STATED GOAL: Locate every line below that contains the word "gambar" and copy it.
------------------------------------------------
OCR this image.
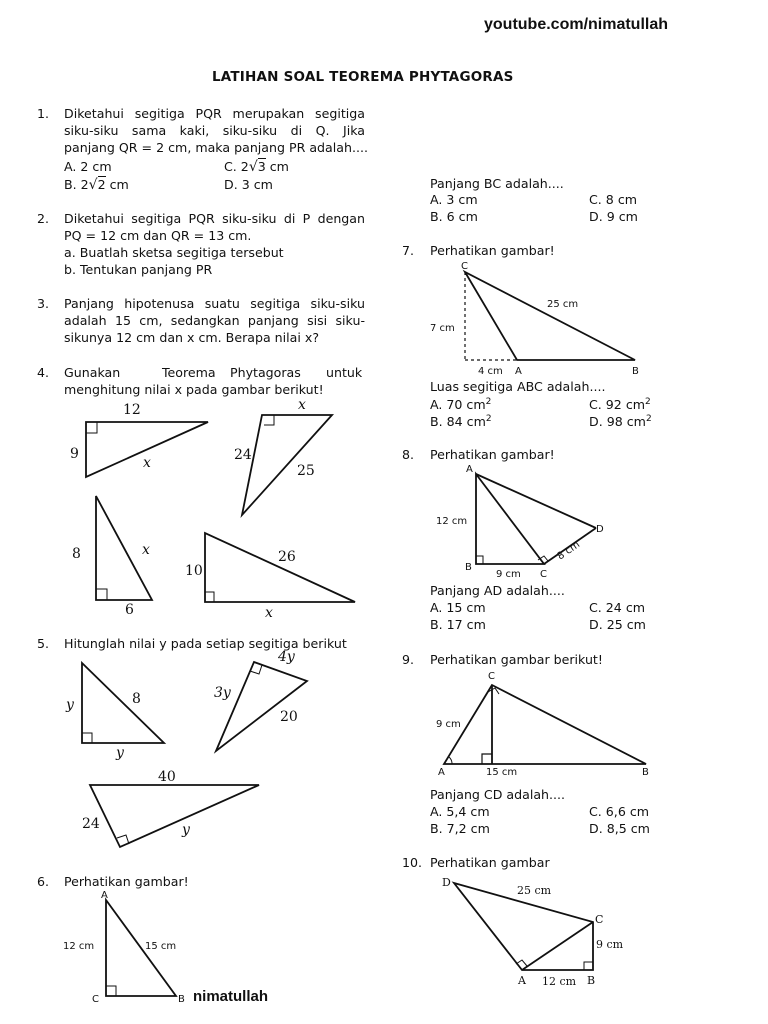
youtube.com/nimatullah
LATIHAN SOAL TEOREMA PHYTAGORAS
1. Diketahui segitiga PQR merupakan segitiga
siku-siku sama kaki, siku-siku di Q. Jika
panjang QR = 2 cm, maka panjang PR adalah....
A. 2 cm	C. 2√3 cm
B. 2√2 cm	D. 3 cm
2. Diketahui segitiga PQR siku-siku di P dengan
PQ = 12 cm dan QR = 13 cm.
a. Buatlah sketsa segitiga tersebut
b. Tentukan panjang PR
3. Panjang hipotenusa suatu segitiga siku-siku
adalah 15 cm, sedangkan panjang sisi siku-
sikunya 12 cm dan x cm. Berapa nilai x?
4. Gunakan	Teorema Phytagoras untuk
menghitung nilai x pada gambar berikut!
12
9
x
x
24
25
8	x
6
10
26
x
5. Hitunglah nilai y pada setiap segitiga berikut
y	8
y
4y
3y
20
40
24	y
6. Perhatikan gambar!
A
C	B
12 cm	15 cm
nimatullah
Panjang BC adalah....
A. 3 cm	C. 8 cm
B. 6 cm	D. 9 cm
7. Perhatikan gambar!
C
A	B
7 cm
4 cm
25 cm
Luas segitiga ABC adalah....
A. 70 $cm^2$	C. 92 $cm^2$
B. 84 $cm^2$	D. 98 $cm^2$
8. Perhatikan gambar!
A
B
C
D
12 cm
9 cm
8 cm
Panjang AD adalah....
A. 15 cm	C. 24 cm
B. 17 cm	D. 25 cm
9. Perhatikan gambar berikut!
C
A	B
9 cm
15 cm
Panjang CD adalah....
A. 5,4 cm	C. 6,6 cm
B. 7,2 cm	D. 8,5 cm
10. Perhatikan gambar
D
C
A	B
25 cm
9 cm
12 cm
------------------------------------------------
PROBLEM SOLUTION:
menghitung nilai x pada gambar berikut!
6. Perhatikan gambar!
7. Perhatikan gambar!
8. Perhatikan gambar!
9. Perhatikan gambar berikut!
10. Perhatikan gambar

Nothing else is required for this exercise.